[PROBLEM TO WORK ON]
Identify all lines of the data containing the string "JSON" and copy them.

(Dataset entries on figures)
——————

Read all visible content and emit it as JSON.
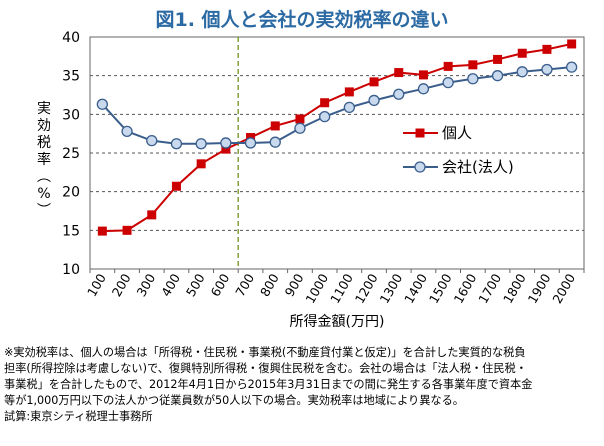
{
  "chart_data": {
    "type": "line",
    "title": "図1. 個人と会社の実効税率の違い",
    "xlabel": "所得金額(万円)",
    "ylabel": "実効税率(%)",
    "ylim": [
      10,
      40
    ],
    "yticks": [
      10,
      15,
      20,
      25,
      30,
      35,
      40
    ],
    "categories": [
      "100",
      "200",
      "300",
      "400",
      "500",
      "600",
      "700",
      "800",
      "900",
      "1000",
      "1100",
      "1200",
      "1300",
      "1400",
      "1500",
      "1600",
      "1700",
      "1800",
      "1900",
      "2000"
    ],
    "grid": "horizontal dashed",
    "reference_line": {
      "position": "between 600 and 700",
      "color": "#7a9a2e",
      "style": "dashed"
    },
    "legend": "right-center",
    "series": [
      {
        "name": "個人",
        "color": "#cc0000",
        "marker": "square",
        "values": [
          14.9,
          15.0,
          17.0,
          20.7,
          23.6,
          25.5,
          27.0,
          28.5,
          29.4,
          31.5,
          32.9,
          34.2,
          35.4,
          35.1,
          36.2,
          36.4,
          37.1,
          37.9,
          38.4,
          39.1
        ]
      },
      {
        "name": "会社(法人)",
        "color": "#3a5e8c",
        "marker": "circle",
        "marker_fill": "#c9d9ee",
        "values": [
          31.3,
          27.8,
          26.6,
          26.2,
          26.2,
          26.3,
          26.3,
          26.4,
          28.2,
          29.7,
          30.9,
          31.8,
          32.6,
          33.3,
          34.1,
          34.6,
          35.0,
          35.5,
          35.8,
          36.1
        ]
      }
    ]
  },
  "footnote": {
    "line1": "※実効税率は、個人の場合は「所得税・住民税・事業税(不動産貸付業と仮定)」を合計した実質的な税負",
    "line2": "担率(所得控除は考慮しない)で、復興特別所得税・復興住民税を含む。会社の場合は「法人税・住民税・",
    "line3": "事業税」を合計したもので、2012年4月1日から2015年3月31日までの間に発生する各事業年度で資本金",
    "line4": "等が1,000万円以下の法人かつ従業員数が50人以下の場合。実効税率は地域により異なる。",
    "line5": "試算:東京シティ税理士事務所"
  }
}
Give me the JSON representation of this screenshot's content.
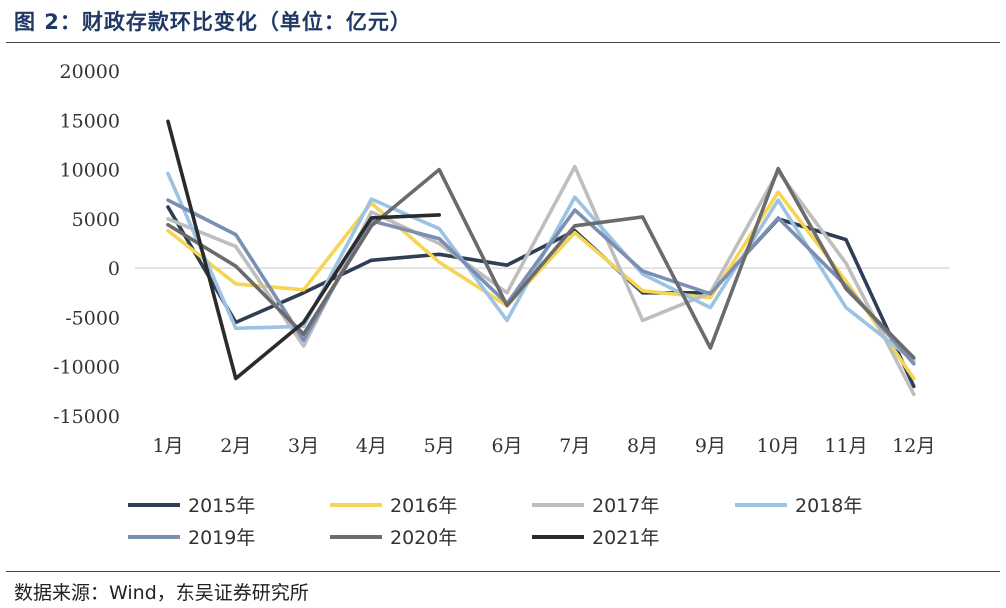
{
  "header": {
    "title": "图 2：财政存款环比变化（单位：亿元）"
  },
  "footer": {
    "source": "数据来源：Wind，东吴证券研究所"
  },
  "chart_data": {
    "type": "line",
    "title": "",
    "xlabel": "",
    "ylabel": "",
    "ylim": [
      -15000,
      20000
    ],
    "yticks": [
      20000,
      15000,
      10000,
      5000,
      0,
      -5000,
      -10000,
      -15000
    ],
    "categories": [
      "1月",
      "2月",
      "3月",
      "4月",
      "5月",
      "6月",
      "7月",
      "8月",
      "9月",
      "10月",
      "11月",
      "12月"
    ],
    "legend_position": "bottom",
    "series": [
      {
        "name": "2015年",
        "color": "#2e3f55",
        "values": [
          6200,
          -5500,
          -2500,
          800,
          1400,
          300,
          3800,
          -2500,
          -2500,
          5000,
          2900,
          -12000
        ]
      },
      {
        "name": "2016年",
        "color": "#f7d554",
        "values": [
          3800,
          -1600,
          -2200,
          6600,
          600,
          -3800,
          3600,
          -2300,
          -3000,
          7700,
          -1300,
          -11200
        ]
      },
      {
        "name": "2017年",
        "color": "#bebebe",
        "values": [
          5000,
          2200,
          -7900,
          5700,
          2500,
          -2500,
          10300,
          -5300,
          -2500,
          9800,
          500,
          -12800
        ]
      },
      {
        "name": "2018年",
        "color": "#9cc3e4",
        "values": [
          9600,
          -6100,
          -5900,
          7000,
          4000,
          -5300,
          7200,
          -600,
          -4000,
          6900,
          -4000,
          -9400
        ]
      },
      {
        "name": "2019年",
        "color": "#7b8fb3",
        "values": [
          6900,
          3400,
          -7300,
          4800,
          3000,
          -3600,
          5900,
          -300,
          -2600,
          5100,
          -1800,
          -9700
        ]
      },
      {
        "name": "2020年",
        "color": "#6b6b6b",
        "values": [
          4400,
          200,
          -6700,
          4300,
          10000,
          -3800,
          4300,
          5200,
          -8100,
          10100,
          -2100,
          -9100
        ]
      },
      {
        "name": "2021年",
        "color": "#2b2b2b",
        "values": [
          14900,
          -11200,
          -5500,
          5100,
          5400,
          null,
          null,
          null,
          null,
          null,
          null,
          null
        ]
      }
    ]
  }
}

——————

[OUTPUT FOR THIS EXERCISE]
Read all visible content and emit it as JSON.
Give me the JSON representation of this screenshot's content.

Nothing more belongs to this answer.